Ruby

Will Lam
Will Lam
7,027 Points

Who has built a Rails based project from scratch?

Hey all! I'm almost done the Build a Simple Ruby on Rails Application module, but a thought crossed my mind - although I have a good conceptual basis of how Rails works, I'm not sure if I can duplicate these efforts if I didn't have something like Treehouse to copy from and practice on.

Truth be told, I'm feeling a bit nervous. Although I've learned a hell of a lot so far, I'm just curious who has gone on and built something of their own so far? Would love to see a list of examples :)

## Direction 1
Write out the Rails forum post from "Truth be told, I'm" up to and including "of examples :)".
## Direction 2
Answer these questions about the Rails forum post.
(a) Which module is the writer almost done with?
(b) How many points are shown under the name Will Lam?
(c) What would the writer love to see?
Rely only on the Rails forum post for everything here.

## Dataset
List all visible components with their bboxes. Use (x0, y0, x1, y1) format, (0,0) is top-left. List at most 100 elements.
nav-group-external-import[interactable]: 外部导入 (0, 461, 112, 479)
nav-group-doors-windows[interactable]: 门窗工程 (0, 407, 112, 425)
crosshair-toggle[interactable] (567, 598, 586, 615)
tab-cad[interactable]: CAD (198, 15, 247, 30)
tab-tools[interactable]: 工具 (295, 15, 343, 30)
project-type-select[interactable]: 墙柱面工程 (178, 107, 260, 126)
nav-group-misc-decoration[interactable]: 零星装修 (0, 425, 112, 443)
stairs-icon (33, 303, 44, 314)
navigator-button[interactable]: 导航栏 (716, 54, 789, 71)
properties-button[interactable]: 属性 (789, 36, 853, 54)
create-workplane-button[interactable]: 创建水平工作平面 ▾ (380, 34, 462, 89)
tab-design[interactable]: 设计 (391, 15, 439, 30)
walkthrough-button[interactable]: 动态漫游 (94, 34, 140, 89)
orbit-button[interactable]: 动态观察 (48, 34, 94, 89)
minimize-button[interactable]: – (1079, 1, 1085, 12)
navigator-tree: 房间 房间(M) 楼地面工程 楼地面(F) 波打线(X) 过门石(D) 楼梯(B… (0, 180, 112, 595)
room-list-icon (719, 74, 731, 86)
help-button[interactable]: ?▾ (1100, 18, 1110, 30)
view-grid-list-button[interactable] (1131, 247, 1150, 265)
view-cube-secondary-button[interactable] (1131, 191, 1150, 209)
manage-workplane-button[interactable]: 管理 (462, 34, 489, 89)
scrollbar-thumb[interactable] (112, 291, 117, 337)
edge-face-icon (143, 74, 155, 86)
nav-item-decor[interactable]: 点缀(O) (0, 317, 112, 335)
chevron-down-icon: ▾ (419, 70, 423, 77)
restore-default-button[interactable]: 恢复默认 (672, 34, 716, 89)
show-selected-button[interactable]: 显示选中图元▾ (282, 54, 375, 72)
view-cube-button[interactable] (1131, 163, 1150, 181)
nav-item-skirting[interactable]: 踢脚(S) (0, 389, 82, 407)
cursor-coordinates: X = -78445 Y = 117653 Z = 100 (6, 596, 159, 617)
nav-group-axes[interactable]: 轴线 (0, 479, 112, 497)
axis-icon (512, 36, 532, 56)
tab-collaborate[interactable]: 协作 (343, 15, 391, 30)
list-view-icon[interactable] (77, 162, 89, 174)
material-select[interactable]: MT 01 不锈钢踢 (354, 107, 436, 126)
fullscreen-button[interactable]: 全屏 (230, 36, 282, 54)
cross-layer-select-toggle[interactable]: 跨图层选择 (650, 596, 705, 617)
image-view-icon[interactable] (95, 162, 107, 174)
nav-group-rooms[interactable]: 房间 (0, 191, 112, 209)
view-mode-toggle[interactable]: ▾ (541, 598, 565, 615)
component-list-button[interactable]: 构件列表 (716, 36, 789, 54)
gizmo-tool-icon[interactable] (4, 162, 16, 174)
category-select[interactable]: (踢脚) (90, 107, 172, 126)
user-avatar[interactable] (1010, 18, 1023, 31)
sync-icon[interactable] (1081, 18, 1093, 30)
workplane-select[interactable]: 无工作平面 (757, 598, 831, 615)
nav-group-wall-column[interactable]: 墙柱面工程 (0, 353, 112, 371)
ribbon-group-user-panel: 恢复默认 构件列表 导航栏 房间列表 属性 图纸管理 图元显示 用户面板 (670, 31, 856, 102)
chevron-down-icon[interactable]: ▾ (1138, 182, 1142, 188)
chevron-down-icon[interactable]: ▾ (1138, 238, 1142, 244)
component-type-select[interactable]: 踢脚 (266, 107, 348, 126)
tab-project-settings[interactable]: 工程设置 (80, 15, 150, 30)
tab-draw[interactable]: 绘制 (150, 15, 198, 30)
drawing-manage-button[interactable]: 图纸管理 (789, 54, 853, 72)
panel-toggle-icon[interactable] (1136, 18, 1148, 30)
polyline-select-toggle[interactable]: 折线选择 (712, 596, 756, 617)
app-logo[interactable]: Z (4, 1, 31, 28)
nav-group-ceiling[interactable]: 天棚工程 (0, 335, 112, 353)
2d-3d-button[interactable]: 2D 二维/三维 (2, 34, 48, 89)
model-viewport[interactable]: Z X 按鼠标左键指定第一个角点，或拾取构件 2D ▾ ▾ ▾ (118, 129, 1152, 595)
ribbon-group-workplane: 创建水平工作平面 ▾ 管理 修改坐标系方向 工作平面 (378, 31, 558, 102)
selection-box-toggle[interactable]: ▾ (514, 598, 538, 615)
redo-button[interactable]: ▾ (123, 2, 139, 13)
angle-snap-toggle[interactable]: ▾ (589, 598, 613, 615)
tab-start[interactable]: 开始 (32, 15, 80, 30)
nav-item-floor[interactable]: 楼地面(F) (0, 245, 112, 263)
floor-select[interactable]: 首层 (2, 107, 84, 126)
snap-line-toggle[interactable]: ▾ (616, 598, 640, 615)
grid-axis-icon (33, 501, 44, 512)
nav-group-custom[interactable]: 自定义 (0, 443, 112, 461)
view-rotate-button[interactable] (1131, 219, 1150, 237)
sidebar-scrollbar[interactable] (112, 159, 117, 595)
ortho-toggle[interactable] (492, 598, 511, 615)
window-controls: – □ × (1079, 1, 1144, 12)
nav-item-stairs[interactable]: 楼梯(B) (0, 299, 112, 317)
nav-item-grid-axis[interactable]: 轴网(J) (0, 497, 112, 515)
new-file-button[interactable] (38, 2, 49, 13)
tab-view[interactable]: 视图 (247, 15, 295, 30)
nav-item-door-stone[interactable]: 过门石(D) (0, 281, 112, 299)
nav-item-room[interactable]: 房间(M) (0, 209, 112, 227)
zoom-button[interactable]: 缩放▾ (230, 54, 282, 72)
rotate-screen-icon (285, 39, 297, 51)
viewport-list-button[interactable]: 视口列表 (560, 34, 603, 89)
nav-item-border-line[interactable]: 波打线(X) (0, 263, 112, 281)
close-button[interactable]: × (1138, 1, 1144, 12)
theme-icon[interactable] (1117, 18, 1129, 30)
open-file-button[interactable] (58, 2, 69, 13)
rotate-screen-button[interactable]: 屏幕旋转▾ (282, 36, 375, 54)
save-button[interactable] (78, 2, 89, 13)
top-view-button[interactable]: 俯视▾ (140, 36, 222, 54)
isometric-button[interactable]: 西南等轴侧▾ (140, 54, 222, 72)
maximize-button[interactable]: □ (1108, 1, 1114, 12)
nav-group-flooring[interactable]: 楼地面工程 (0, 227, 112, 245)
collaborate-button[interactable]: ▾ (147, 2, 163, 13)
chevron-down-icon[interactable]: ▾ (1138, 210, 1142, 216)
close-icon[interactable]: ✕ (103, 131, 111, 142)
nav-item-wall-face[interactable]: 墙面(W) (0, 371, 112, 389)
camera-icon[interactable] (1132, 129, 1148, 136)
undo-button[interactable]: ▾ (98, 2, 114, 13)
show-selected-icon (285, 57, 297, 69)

## Answer 1
Truth be told, I'm feeling a bit nervous. Although I've learned a hell of a lot so far, I'm just curious who has gone on and built something of their own so far? Would love to see a list of examples :)

## Answer 2
(a) The Build a Simple Ruby on Rails Application module
(b) 7,027 points
(c) A list of examples